ACCIÓN REQUERIDA ▸ Según el texto sobre Angélica Liddell, ¿cuántas horas dura Vudú (3318) Blixen?

TEXTO PROPORCIONADO ▸
═══
Angélica Liddell se aferra a la vida a pesar de todo. Aunque quitársela se le venga pasando por la cabeza recurrentemente en las últimas tres décadas. Aunque su rabia contra el mundo le resulte muchas veces una carga insoportable. Aunque el dolor la desgarre, la hunda, la desangre, la machaque. Pero no se atreve a dar el paso definitivo, que requiere una lucidez valiente excesiva, no al alcance de cualquiera. En esa tesitura compleja, escribir se presenta como un pecio en medio del naufragio. Al contrario que Jorge Semprún, al que la escritura se le figuraba como incompatible con la vida tras su experiencia de muerte en Buchenwald, a Liddell la sostiene en este mundo. La tarea de escribir es la parte que le corresponde cumplir de su pacto fáustico. Es el compromiso adquirido con el diablo.
Con Vudú (3318) Blixen, título que ensarta la magia negra con la baronesa Blixen (Isaak Dinesen) y el meteorito al que pusieron su nombre en su centenario, satisface las exigencias demoníacas y, de paso, la redime a ella, al menos por un tiempo. Como mínimo las seis horas que dura, veteadas con múltiples descansos entre partes aparentemente dispares en forma y contenido pero que, a la postre, conforman un conjunto que destila buena parte del flujo que supuran sus múltiples heridas, algunas autoinfligidas. No aquí, sino en otros montajes: testimonio de las mismas son los desmayos de un público capaz de ver cualquier cosa en Netflix pero que cuando ve la sangre en directo… Esas heridas son las de siempre, las que sintetizó Miguel Hernández: la del amor, la de la vida, la de la muerte.
═══
(Extractos de un conjunto de datos)
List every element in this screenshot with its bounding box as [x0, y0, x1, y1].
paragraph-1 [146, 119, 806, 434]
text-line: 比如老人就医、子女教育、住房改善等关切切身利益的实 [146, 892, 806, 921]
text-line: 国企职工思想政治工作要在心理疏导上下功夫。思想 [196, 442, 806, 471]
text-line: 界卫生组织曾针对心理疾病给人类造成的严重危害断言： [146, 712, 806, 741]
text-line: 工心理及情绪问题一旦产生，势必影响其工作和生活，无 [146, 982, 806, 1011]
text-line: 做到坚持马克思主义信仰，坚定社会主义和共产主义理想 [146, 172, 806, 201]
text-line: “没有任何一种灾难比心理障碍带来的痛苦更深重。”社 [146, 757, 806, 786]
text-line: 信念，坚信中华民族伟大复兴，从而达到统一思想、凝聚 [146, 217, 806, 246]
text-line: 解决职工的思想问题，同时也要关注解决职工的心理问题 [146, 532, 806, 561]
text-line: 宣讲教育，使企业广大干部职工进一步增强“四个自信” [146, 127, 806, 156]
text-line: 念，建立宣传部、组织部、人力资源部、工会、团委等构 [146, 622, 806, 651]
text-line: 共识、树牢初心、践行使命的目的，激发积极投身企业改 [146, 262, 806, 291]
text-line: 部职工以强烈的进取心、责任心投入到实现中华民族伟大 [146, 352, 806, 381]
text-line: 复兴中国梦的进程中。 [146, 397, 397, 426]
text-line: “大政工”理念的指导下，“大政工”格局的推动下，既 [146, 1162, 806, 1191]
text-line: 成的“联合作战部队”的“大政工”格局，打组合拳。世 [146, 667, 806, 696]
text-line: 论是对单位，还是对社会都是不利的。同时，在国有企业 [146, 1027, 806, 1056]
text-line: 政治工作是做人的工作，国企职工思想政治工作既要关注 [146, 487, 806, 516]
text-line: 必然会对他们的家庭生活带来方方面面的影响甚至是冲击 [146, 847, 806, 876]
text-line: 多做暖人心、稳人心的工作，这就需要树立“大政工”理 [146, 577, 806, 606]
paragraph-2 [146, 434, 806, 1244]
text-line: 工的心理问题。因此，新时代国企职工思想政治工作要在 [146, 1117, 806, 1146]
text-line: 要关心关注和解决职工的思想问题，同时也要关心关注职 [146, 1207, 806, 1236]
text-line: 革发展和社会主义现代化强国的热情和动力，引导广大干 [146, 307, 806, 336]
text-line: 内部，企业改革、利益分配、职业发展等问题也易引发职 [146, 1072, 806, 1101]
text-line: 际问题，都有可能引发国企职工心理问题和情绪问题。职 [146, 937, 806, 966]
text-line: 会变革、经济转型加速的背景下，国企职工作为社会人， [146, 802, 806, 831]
═══
SOLUCIÓN DEL EJERCICIO ▸ Seis horas.